## Page transcription dataset items
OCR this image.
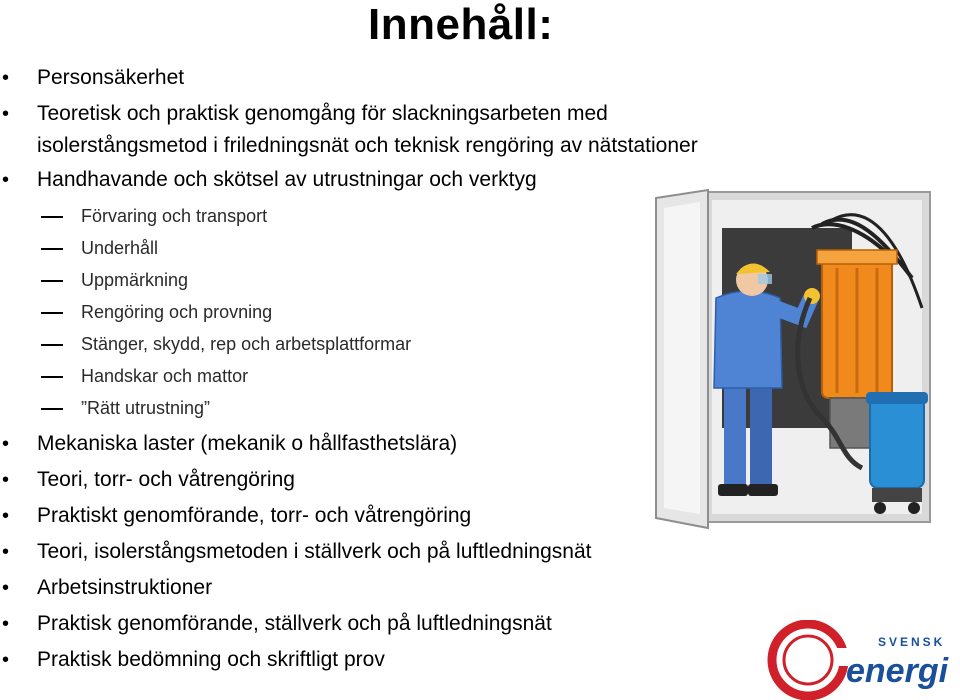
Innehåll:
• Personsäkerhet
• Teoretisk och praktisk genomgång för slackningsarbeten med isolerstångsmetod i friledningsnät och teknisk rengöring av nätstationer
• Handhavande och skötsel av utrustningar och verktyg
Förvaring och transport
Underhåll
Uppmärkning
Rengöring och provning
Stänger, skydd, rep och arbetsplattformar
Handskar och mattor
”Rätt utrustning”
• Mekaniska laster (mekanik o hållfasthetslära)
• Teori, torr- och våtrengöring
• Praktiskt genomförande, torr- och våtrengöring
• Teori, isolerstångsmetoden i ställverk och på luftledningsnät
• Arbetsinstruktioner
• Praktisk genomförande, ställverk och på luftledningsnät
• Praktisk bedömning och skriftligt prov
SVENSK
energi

---

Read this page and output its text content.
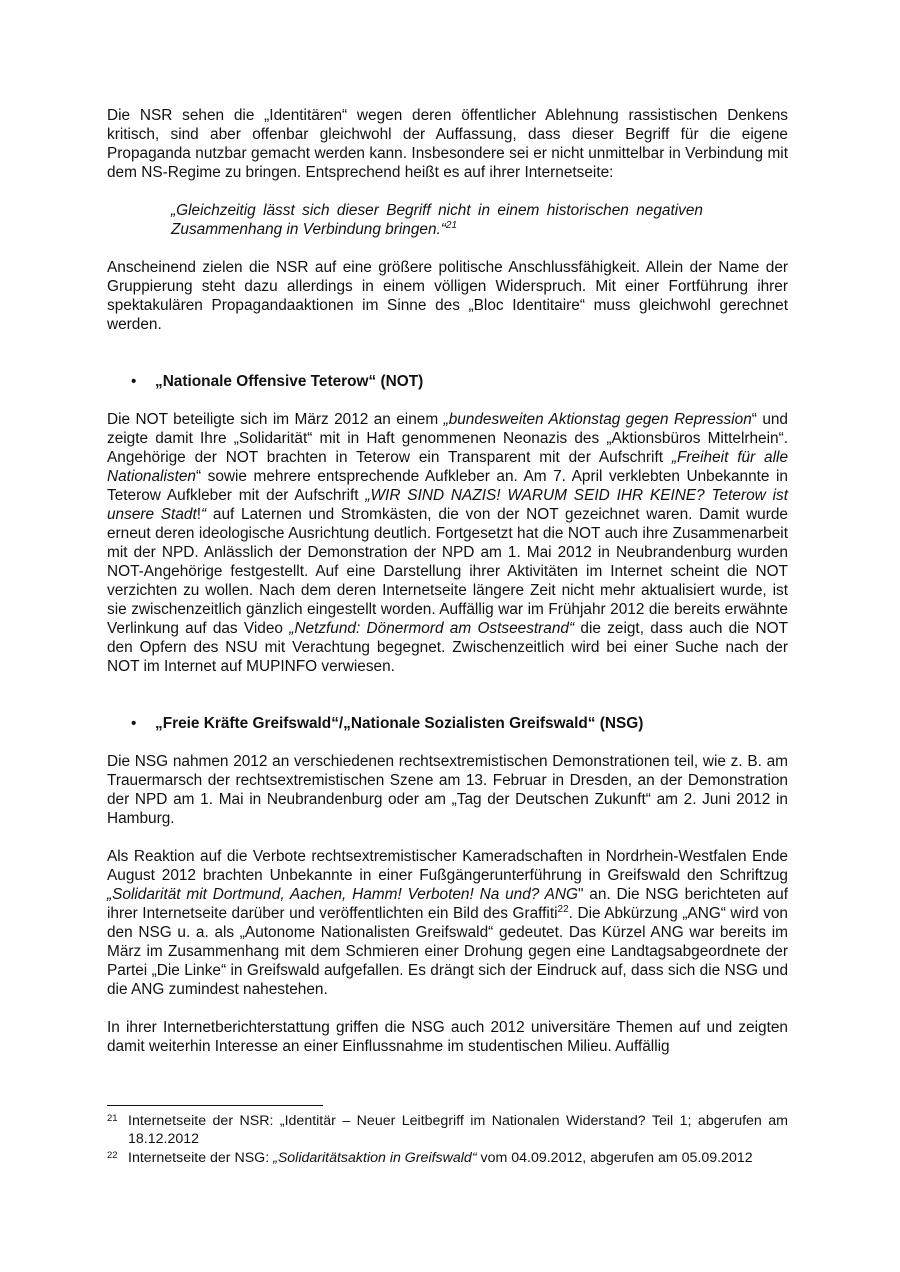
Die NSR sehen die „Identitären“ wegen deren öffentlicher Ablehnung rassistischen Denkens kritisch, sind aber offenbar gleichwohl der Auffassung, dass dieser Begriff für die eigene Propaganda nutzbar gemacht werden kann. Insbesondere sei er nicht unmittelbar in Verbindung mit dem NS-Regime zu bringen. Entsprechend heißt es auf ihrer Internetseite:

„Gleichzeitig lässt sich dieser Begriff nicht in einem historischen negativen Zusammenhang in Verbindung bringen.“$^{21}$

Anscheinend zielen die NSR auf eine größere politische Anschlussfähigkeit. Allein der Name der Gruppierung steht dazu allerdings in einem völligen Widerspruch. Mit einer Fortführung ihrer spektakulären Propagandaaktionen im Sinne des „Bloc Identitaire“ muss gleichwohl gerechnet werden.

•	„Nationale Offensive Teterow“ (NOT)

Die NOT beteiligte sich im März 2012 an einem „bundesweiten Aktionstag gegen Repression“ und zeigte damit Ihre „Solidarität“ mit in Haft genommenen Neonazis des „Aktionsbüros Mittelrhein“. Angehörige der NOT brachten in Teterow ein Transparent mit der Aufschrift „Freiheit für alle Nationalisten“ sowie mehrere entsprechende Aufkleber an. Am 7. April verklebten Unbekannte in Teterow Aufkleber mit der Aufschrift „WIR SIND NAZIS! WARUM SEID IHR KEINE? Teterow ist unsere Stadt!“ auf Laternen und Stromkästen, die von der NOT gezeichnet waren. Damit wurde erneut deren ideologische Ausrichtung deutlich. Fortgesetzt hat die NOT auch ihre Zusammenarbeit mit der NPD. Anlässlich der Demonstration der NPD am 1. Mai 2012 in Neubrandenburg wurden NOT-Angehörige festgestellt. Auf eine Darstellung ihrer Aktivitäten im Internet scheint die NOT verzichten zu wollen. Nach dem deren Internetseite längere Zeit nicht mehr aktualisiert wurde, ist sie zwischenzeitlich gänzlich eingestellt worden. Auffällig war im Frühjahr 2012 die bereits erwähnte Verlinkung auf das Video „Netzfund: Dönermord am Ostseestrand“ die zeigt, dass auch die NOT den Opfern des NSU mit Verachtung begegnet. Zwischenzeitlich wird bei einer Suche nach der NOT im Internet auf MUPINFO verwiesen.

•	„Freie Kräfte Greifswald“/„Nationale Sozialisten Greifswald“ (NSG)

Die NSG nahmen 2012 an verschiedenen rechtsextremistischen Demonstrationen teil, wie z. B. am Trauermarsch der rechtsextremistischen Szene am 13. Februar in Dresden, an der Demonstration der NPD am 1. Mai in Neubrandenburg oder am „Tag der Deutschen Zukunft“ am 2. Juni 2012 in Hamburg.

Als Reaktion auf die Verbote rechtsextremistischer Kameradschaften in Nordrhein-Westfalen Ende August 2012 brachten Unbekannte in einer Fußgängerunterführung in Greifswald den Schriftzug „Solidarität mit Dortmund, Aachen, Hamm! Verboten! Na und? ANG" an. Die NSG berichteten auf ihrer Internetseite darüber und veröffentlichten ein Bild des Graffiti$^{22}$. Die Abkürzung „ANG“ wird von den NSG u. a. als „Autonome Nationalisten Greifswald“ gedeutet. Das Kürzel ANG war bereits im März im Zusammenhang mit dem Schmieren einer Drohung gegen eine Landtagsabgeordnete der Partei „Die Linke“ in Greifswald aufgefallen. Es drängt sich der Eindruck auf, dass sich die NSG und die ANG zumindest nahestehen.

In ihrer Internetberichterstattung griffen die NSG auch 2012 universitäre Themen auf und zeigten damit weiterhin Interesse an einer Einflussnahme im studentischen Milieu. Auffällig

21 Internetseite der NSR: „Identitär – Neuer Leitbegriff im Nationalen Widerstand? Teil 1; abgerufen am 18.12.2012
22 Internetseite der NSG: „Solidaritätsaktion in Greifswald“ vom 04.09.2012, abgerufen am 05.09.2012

## What to do
Count every line above that holds the word "Teori", and state the number and nothing more.

## Solution to this task
2